Given request: Transcribe the records that follow. Keep every word exactly, and drop the pictures.

Saved entries:

━━━━━━━━━━━━━━━━━━━━

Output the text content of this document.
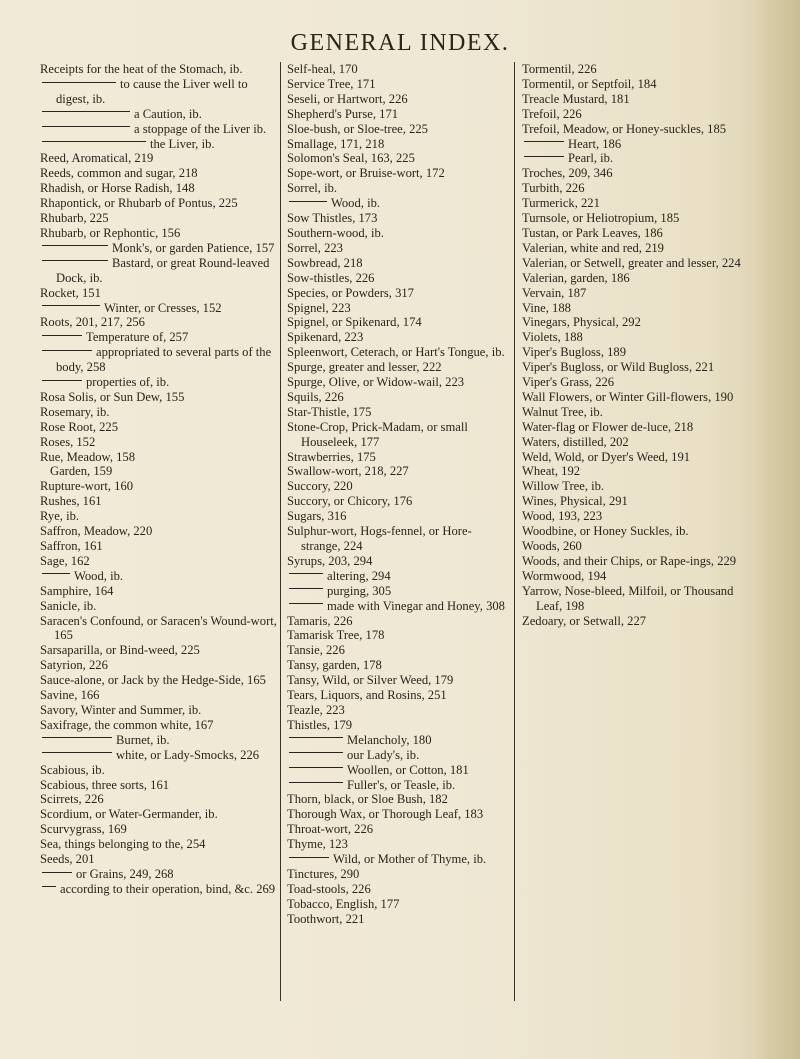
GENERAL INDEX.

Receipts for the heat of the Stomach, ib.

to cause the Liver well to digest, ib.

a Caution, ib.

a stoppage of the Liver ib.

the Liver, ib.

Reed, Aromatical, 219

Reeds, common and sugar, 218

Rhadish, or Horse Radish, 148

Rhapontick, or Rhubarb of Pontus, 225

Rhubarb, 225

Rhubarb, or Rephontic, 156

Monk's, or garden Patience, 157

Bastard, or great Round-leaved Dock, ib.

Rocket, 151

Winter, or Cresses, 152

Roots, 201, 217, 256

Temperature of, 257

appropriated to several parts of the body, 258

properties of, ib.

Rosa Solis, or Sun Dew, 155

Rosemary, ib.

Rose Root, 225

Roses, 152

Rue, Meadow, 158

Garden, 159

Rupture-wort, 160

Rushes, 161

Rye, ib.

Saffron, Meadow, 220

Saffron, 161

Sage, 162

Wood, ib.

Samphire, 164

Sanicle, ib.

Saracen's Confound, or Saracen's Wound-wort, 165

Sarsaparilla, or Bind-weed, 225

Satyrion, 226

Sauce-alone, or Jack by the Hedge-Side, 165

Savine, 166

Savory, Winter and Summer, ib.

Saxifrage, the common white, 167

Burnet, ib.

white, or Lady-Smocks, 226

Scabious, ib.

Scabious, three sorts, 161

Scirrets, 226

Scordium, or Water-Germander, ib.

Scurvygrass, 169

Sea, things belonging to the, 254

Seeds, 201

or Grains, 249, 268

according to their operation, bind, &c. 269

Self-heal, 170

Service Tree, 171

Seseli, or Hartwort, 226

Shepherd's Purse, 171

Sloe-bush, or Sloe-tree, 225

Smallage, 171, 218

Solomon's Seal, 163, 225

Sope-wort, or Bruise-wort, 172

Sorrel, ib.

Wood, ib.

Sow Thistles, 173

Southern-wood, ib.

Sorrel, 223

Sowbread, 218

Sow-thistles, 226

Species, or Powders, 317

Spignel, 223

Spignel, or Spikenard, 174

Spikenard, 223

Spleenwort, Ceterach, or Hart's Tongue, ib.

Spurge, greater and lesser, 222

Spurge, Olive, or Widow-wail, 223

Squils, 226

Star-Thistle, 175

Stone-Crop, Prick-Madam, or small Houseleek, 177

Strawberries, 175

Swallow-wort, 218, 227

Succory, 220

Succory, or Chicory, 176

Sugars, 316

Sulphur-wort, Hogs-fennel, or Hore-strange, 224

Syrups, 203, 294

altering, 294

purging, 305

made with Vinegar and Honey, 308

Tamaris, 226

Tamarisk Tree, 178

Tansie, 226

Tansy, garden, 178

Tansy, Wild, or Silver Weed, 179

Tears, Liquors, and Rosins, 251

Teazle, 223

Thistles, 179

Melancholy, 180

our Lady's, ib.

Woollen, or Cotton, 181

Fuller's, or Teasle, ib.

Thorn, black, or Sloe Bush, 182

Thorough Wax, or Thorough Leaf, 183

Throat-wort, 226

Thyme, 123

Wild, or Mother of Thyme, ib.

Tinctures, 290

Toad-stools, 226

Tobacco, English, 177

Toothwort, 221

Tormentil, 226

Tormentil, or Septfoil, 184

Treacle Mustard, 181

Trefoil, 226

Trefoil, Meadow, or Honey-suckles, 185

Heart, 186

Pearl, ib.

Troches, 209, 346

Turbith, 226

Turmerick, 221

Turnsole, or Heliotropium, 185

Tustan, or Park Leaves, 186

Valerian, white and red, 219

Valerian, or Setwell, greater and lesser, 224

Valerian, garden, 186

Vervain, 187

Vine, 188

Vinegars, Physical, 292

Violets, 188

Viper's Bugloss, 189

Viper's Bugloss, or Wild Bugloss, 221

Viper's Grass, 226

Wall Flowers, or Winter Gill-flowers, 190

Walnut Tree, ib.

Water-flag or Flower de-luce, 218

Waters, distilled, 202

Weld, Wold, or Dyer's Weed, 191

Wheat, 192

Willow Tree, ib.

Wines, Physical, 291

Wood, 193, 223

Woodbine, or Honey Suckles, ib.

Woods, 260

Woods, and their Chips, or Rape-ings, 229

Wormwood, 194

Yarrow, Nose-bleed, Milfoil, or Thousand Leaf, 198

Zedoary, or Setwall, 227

━━━━━━━━━━━━━━━━━━━━

Task response:
Output the text content of this document.
GENERAL INDEX.

Receipts for the heat of the Stomach, ib.

to cause the Liver well to digest, ib.

a Caution, ib.

a stoppage of the Liver ib.

the Liver, ib.

Reed, Aromatical, 219

Reeds, common and sugar, 218

Rhadish, or Horse Radish, 148

Rhapontick, or Rhubarb of Pontus, 225

Rhubarb, 225

Rhubarb, or Rephontic, 156

Monk's, or garden Patience, 157

Bastard, or great Round-leaved Dock, ib.

Rocket, 151

Winter, or Cresses, 152

Roots, 201, 217, 256

Temperature of, 257

appropriated to several parts of the body, 258

properties of, ib.

Rosa Solis, or Sun Dew, 155

Rosemary, ib.

Rose Root, 225

Roses, 152

Rue, Meadow, 158

Garden, 159

Rupture-wort, 160

Rushes, 161

Rye, ib.

Saffron, Meadow, 220

Saffron, 161

Sage, 162

Wood, ib.

Samphire, 164

Sanicle, ib.

Saracen's Confound, or Saracen's Wound-wort, 165

Sarsaparilla, or Bind-weed, 225

Satyrion, 226

Sauce-alone, or Jack by the Hedge-Side, 165

Savine, 166

Savory, Winter and Summer, ib.

Saxifrage, the common white, 167

Burnet, ib.

white, or Lady-Smocks, 226

Scabious, ib.

Scabious, three sorts, 161

Scirrets, 226

Scordium, or Water-Germander, ib.

Scurvygrass, 169

Sea, things belonging to the, 254

Seeds, 201

or Grains, 249, 268

according to their operation, bind, &c. 269

Self-heal, 170

Service Tree, 171

Seseli, or Hartwort, 226

Shepherd's Purse, 171

Sloe-bush, or Sloe-tree, 225

Smallage, 171, 218

Solomon's Seal, 163, 225

Sope-wort, or Bruise-wort, 172

Sorrel, ib.

Wood, ib.

Sow Thistles, 173

Southern-wood, ib.

Sorrel, 223

Sowbread, 218

Sow-thistles, 226

Species, or Powders, 317

Spignel, 223

Spignel, or Spikenard, 174

Spikenard, 223

Spleenwort, Ceterach, or Hart's Tongue, ib.

Spurge, greater and lesser, 222

Spurge, Olive, or Widow-wail, 223

Squils, 226

Star-Thistle, 175

Stone-Crop, Prick-Madam, or small Houseleek, 177

Strawberries, 175

Swallow-wort, 218, 227

Succory, 220

Succory, or Chicory, 176

Sugars, 316

Sulphur-wort, Hogs-fennel, or Hore-strange, 224

Syrups, 203, 294

altering, 294

purging, 305

made with Vinegar and Honey, 308

Tamaris, 226

Tamarisk Tree, 178

Tansie, 226

Tansy, garden, 178

Tansy, Wild, or Silver Weed, 179

Tears, Liquors, and Rosins, 251

Teazle, 223

Thistles, 179

Melancholy, 180

our Lady's, ib.

Woollen, or Cotton, 181

Fuller's, or Teasle, ib.

Thorn, black, or Sloe Bush, 182

Thorough Wax, or Thorough Leaf, 183

Throat-wort, 226

Thyme, 123

Wild, or Mother of Thyme, ib.

Tinctures, 290

Toad-stools, 226

Tobacco, English, 177

Toothwort, 221

Tormentil, 226

Tormentil, or Septfoil, 184

Treacle Mustard, 181

Trefoil, 226

Trefoil, Meadow, or Honey-suckles, 185

Heart, 186

Pearl, ib.

Troches, 209, 346

Turbith, 226

Turmerick, 221

Turnsole, or Heliotropium, 185

Tustan, or Park Leaves, 186

Valerian, white and red, 219

Valerian, or Setwell, greater and lesser, 224

Valerian, garden, 186

Vervain, 187

Vine, 188

Vinegars, Physical, 292

Violets, 188

Viper's Bugloss, 189

Viper's Bugloss, or Wild Bugloss, 221

Viper's Grass, 226

Wall Flowers, or Winter Gill-flowers, 190

Walnut Tree, ib.

Water-flag or Flower de-luce, 218

Waters, distilled, 202

Weld, Wold, or Dyer's Weed, 191

Wheat, 192

Willow Tree, ib.

Wines, Physical, 291

Wood, 193, 223

Woodbine, or Honey Suckles, ib.

Woods, 260

Woods, and their Chips, or Rape-ings, 229

Wormwood, 194

Yarrow, Nose-bleed, Milfoil, or Thousand Leaf, 198

Zedoary, or Setwall, 227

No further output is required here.